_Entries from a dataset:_
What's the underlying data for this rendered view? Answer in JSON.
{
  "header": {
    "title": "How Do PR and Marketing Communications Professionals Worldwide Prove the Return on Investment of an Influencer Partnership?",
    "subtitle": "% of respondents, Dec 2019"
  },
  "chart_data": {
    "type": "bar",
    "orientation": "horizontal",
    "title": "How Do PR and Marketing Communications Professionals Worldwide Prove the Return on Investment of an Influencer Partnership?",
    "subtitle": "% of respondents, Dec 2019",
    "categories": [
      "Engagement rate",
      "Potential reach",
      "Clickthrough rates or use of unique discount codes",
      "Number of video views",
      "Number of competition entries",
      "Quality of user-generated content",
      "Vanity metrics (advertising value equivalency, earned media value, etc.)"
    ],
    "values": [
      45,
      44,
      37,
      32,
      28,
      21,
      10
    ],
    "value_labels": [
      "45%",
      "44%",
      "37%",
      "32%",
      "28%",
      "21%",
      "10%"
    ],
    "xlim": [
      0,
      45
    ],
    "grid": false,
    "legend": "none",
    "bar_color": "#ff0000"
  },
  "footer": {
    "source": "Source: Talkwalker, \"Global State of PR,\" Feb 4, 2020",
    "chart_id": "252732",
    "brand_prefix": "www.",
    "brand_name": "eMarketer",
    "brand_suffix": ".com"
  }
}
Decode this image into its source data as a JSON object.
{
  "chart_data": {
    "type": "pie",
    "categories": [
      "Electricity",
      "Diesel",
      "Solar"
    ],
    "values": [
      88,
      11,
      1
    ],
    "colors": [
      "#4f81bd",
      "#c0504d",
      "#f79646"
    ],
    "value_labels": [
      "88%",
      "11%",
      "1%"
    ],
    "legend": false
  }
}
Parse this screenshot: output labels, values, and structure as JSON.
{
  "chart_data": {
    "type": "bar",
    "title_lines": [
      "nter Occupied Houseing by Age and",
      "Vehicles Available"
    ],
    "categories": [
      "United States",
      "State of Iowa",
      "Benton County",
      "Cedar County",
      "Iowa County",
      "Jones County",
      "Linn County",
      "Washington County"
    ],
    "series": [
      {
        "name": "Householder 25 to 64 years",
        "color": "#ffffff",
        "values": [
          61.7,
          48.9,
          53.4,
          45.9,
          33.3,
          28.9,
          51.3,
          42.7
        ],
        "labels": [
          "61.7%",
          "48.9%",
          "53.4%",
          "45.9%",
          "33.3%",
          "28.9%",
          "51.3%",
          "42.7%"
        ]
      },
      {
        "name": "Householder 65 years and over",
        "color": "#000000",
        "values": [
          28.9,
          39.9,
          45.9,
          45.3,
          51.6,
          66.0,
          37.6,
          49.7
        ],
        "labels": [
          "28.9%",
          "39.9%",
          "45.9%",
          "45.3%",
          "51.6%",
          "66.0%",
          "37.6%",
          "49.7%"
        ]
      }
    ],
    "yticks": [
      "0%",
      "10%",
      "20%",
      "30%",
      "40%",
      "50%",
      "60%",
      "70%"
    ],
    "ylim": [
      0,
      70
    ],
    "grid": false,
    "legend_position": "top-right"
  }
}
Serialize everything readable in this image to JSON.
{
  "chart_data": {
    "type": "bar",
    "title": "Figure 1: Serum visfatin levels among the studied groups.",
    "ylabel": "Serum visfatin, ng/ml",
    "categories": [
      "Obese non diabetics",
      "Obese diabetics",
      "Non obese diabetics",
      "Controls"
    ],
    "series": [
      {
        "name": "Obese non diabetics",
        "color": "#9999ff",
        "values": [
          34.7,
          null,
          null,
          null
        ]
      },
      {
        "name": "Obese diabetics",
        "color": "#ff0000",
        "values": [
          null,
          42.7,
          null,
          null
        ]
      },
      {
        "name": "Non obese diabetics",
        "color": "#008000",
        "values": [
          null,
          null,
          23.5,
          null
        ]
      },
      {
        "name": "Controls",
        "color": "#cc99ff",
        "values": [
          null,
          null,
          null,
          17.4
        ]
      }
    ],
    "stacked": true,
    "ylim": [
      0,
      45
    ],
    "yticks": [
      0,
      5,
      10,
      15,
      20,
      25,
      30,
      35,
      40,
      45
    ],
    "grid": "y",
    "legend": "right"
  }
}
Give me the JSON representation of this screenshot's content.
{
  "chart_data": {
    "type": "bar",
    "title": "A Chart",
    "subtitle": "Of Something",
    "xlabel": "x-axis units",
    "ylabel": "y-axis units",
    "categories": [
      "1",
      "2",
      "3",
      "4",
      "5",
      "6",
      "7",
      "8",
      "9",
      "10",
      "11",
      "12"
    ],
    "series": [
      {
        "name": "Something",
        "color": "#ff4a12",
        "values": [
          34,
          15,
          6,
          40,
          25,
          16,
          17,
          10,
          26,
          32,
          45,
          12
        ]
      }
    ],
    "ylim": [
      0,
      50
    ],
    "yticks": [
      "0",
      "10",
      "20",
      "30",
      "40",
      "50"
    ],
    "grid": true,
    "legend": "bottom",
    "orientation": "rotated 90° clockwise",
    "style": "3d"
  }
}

_Given request:_ Write out the full listing, keeping every line exactly as it is.

_Task response:_
What's the underlying data for this rendered view? Answer in JSON.
{
  "header": {
    "title": "How Do PR and Marketing Communications Professionals Worldwide Prove the Return on Investment of an Influencer Partnership?",
    "subtitle": "% of respondents, Dec 2019"
  },
  "chart_data": {
    "type": "bar",
    "orientation": "horizontal",
    "title": "How Do PR and Marketing Communications Professionals Worldwide Prove the Return on Investment of an Influencer Partnership?",
    "subtitle": "% of respondents, Dec 2019",
    "categories": [
      "Engagement rate",
      "Potential reach",
      "Clickthrough rates or use of unique discount codes",
      "Number of video views",
      "Number of competition entries",
      "Quality of user-generated content",
      "Vanity metrics (advertising value equivalency, earned media value, etc.)"
    ],
    "values": [
      45,
      44,
      37,
      32,
      28,
      21,
      10
    ],
    "value_labels": [
      "45%",
      "44%",
      "37%",
      "32%",
      "28%",
      "21%",
      "10%"
    ],
    "xlim": [
      0,
      45
    ],
    "grid": false,
    "legend": "none",
    "bar_color": "#ff0000"
  },
  "footer": {
    "source": "Source: Talkwalker, \"Global State of PR,\" Feb 4, 2020",
    "chart_id": "252732",
    "brand_prefix": "www.",
    "brand_name": "eMarketer",
    "brand_suffix": ".com"
  }
}
Decode this image into its source data as a JSON object.
{
  "chart_data": {
    "type": "pie",
    "categories": [
      "Electricity",
      "Diesel",
      "Solar"
    ],
    "values": [
      88,
      11,
      1
    ],
    "colors": [
      "#4f81bd",
      "#c0504d",
      "#f79646"
    ],
    "value_labels": [
      "88%",
      "11%",
      "1%"
    ],
    "legend": false
  }
}
Parse this screenshot: output labels, values, and structure as JSON.
{
  "chart_data": {
    "type": "bar",
    "title_lines": [
      "nter Occupied Houseing by Age and",
      "Vehicles Available"
    ],
    "categories": [
      "United States",
      "State of Iowa",
      "Benton County",
      "Cedar County",
      "Iowa County",
      "Jones County",
      "Linn County",
      "Washington County"
    ],
    "series": [
      {
        "name": "Householder 25 to 64 years",
        "color": "#ffffff",
        "values": [
          61.7,
          48.9,
          53.4,
          45.9,
          33.3,
          28.9,
          51.3,
          42.7
        ],
        "labels": [
          "61.7%",
          "48.9%",
          "53.4%",
          "45.9%",
          "33.3%",
          "28.9%",
          "51.3%",
          "42.7%"
        ]
      },
      {
        "name": "Householder 65 years and over",
        "color": "#000000",
        "values": [
          28.9,
          39.9,
          45.9,
          45.3,
          51.6,
          66.0,
          37.6,
          49.7
        ],
        "labels": [
          "28.9%",
          "39.9%",
          "45.9%",
          "45.3%",
          "51.6%",
          "66.0%",
          "37.6%",
          "49.7%"
        ]
      }
    ],
    "yticks": [
      "0%",
      "10%",
      "20%",
      "30%",
      "40%",
      "50%",
      "60%",
      "70%"
    ],
    "ylim": [
      0,
      70
    ],
    "grid": false,
    "legend_position": "top-right"
  }
}
Serialize everything readable in this image to JSON.
{
  "chart_data": {
    "type": "bar",
    "title": "Figure 1: Serum visfatin levels among the studied groups.",
    "ylabel": "Serum visfatin, ng/ml",
    "categories": [
      "Obese non diabetics",
      "Obese diabetics",
      "Non obese diabetics",
      "Controls"
    ],
    "series": [
      {
        "name": "Obese non diabetics",
        "color": "#9999ff",
        "values": [
          34.7,
          null,
          null,
          null
        ]
      },
      {
        "name": "Obese diabetics",
        "color": "#ff0000",
        "values": [
          null,
          42.7,
          null,
          null
        ]
      },
      {
        "name": "Non obese diabetics",
        "color": "#008000",
        "values": [
          null,
          null,
          23.5,
          null
        ]
      },
      {
        "name": "Controls",
        "color": "#cc99ff",
        "values": [
          null,
          null,
          null,
          17.4
        ]
      }
    ],
    "stacked": true,
    "ylim": [
      0,
      45
    ],
    "yticks": [
      0,
      5,
      10,
      15,
      20,
      25,
      30,
      35,
      40,
      45
    ],
    "grid": "y",
    "legend": "right"
  }
}
Give me the JSON representation of this screenshot's content.
{
  "chart_data": {
    "type": "bar",
    "title": "A Chart",
    "subtitle": "Of Something",
    "xlabel": "x-axis units",
    "ylabel": "y-axis units",
    "categories": [
      "1",
      "2",
      "3",
      "4",
      "5",
      "6",
      "7",
      "8",
      "9",
      "10",
      "11",
      "12"
    ],
    "series": [
      {
        "name": "Something",
        "color": "#ff4a12",
        "values": [
          34,
          15,
          6,
          40,
          25,
          16,
          17,
          10,
          26,
          32,
          45,
          12
        ]
      }
    ],
    "ylim": [
      0,
      50
    ],
    "yticks": [
      "0",
      "10",
      "20",
      "30",
      "40",
      "50"
    ],
    "grid": true,
    "legend": "bottom",
    "orientation": "rotated 90° clockwise",
    "style": "3d"
  }
}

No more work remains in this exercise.